> _Stored data entries_:
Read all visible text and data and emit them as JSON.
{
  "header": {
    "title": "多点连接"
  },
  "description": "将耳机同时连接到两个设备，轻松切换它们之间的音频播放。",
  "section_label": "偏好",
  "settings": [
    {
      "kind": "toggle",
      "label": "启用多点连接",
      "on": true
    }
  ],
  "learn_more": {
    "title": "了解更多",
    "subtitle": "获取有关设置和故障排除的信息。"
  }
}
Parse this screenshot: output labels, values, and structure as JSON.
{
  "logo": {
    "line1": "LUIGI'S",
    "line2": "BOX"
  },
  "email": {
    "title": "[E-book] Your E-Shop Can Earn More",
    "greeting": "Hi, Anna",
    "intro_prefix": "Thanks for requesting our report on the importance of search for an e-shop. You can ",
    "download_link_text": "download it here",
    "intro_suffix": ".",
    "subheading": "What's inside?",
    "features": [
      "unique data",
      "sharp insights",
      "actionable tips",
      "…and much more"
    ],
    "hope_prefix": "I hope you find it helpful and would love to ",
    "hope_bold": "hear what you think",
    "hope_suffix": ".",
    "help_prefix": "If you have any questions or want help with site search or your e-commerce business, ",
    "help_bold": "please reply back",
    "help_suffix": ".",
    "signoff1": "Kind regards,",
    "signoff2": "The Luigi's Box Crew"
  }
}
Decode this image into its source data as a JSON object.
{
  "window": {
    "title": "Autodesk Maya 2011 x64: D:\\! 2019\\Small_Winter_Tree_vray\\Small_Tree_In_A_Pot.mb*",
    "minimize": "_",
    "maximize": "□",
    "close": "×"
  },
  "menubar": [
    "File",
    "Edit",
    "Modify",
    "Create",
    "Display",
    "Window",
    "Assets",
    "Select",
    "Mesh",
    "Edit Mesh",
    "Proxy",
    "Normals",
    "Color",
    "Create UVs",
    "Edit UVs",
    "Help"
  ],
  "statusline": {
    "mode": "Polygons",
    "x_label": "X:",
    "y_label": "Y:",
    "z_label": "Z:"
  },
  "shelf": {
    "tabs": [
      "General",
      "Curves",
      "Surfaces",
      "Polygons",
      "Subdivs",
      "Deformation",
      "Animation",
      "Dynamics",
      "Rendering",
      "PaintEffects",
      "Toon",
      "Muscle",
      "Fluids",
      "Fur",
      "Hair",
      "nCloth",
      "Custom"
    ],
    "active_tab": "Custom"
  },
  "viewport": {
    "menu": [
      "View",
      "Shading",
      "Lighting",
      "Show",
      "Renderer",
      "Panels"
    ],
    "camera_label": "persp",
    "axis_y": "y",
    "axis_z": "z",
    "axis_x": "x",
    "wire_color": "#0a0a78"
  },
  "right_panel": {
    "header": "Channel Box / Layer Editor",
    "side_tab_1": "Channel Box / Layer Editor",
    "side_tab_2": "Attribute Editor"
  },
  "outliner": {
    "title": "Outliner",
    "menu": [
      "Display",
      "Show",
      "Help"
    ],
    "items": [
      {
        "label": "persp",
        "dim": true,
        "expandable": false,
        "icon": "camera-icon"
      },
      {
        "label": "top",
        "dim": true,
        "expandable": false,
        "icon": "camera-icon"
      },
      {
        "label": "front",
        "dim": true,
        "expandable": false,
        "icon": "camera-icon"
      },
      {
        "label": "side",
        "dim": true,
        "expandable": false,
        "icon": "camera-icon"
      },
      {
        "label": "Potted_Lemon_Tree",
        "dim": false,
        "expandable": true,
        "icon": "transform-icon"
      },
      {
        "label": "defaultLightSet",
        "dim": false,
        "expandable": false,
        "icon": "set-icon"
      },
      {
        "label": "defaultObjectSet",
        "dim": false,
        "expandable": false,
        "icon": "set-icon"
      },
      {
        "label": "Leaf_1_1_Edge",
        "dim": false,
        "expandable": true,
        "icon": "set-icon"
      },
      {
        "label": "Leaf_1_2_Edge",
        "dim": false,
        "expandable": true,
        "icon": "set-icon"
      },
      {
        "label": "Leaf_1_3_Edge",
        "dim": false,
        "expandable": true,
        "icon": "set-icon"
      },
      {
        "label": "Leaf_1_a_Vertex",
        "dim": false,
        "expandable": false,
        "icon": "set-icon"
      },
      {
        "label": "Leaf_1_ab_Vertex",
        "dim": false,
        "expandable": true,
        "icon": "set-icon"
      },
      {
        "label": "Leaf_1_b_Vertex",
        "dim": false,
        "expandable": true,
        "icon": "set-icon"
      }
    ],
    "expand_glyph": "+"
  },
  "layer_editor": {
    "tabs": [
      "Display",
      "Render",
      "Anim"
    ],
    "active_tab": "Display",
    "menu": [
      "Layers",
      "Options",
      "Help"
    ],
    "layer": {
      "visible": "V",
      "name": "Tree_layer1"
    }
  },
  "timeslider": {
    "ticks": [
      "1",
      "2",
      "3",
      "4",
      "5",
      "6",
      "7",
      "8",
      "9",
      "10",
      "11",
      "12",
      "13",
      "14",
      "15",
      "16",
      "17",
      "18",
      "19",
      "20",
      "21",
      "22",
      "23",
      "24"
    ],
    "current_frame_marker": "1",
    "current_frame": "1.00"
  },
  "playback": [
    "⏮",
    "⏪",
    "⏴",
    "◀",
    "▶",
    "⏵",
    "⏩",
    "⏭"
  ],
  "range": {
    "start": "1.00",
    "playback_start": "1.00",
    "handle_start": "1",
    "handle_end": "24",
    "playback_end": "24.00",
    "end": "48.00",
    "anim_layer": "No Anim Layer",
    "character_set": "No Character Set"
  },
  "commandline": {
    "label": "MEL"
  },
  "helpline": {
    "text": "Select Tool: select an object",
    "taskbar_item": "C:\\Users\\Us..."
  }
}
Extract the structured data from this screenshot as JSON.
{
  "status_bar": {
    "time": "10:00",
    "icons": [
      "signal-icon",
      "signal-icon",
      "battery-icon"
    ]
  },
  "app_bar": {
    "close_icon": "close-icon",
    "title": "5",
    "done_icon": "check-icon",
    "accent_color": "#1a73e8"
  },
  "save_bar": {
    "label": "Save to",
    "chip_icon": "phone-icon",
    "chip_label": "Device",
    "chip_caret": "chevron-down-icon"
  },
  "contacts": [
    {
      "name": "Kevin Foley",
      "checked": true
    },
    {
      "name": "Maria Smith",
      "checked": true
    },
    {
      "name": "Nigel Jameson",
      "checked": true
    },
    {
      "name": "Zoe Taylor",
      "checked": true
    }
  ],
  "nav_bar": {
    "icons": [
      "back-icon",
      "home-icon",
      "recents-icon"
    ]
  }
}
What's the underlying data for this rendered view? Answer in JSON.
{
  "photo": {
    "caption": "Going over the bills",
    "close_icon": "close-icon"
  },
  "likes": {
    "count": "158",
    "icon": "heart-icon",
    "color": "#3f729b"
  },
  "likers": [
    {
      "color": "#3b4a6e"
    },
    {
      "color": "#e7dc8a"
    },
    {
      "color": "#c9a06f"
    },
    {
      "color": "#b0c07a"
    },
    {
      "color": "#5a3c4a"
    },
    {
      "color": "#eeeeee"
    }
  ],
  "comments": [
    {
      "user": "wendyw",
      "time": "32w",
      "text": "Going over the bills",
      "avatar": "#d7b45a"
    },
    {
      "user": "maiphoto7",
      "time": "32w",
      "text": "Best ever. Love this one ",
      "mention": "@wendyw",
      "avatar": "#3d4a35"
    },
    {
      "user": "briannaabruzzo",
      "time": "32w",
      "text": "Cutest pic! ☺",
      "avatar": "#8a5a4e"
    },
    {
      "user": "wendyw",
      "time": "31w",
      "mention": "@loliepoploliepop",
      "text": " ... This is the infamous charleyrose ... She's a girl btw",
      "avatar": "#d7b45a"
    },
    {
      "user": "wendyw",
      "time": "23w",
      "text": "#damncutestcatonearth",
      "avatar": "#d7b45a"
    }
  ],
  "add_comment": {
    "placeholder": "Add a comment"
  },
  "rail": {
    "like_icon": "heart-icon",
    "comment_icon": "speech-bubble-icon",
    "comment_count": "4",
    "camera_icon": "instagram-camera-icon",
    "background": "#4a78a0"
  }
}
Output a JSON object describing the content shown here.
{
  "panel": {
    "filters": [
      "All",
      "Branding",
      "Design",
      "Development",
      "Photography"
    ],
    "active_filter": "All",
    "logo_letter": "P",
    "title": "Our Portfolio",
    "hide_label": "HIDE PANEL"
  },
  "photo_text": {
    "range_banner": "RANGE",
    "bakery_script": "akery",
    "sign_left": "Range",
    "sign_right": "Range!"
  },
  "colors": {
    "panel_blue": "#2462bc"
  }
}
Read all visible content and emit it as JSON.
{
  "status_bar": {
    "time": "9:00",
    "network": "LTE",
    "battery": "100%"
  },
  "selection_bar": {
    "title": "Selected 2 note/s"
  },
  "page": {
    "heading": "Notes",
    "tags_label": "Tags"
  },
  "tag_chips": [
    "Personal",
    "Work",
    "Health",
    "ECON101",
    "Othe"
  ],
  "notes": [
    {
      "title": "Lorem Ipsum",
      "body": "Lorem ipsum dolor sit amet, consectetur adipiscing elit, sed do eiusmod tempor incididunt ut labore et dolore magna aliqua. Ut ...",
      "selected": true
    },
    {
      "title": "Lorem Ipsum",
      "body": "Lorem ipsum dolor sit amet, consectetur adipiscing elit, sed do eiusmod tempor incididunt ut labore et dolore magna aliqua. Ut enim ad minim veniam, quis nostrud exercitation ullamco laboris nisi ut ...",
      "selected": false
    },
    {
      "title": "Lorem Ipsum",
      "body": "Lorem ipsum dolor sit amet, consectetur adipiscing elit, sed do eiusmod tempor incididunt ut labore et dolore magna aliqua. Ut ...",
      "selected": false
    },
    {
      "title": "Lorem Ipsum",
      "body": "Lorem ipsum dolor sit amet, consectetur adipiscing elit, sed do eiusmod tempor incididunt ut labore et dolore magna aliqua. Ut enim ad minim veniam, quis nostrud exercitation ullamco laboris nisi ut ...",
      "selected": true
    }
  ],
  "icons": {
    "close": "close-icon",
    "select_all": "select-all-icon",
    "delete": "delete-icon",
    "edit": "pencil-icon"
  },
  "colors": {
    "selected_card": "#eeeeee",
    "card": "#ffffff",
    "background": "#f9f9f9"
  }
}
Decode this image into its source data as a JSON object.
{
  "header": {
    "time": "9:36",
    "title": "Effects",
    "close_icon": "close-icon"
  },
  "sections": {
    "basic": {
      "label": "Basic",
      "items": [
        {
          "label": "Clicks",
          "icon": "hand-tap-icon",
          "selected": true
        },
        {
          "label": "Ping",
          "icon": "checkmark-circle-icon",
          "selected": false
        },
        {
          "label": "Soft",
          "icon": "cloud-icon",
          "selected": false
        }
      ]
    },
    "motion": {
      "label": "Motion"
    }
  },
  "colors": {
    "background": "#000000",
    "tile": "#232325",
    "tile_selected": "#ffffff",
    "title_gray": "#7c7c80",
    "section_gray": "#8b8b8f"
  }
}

> _Your task_: Where a line of the material above holds the string "Going", copy that line.

> _Output for this task_:
    "caption": "Going over the bills",
      "text": "Going over the bills",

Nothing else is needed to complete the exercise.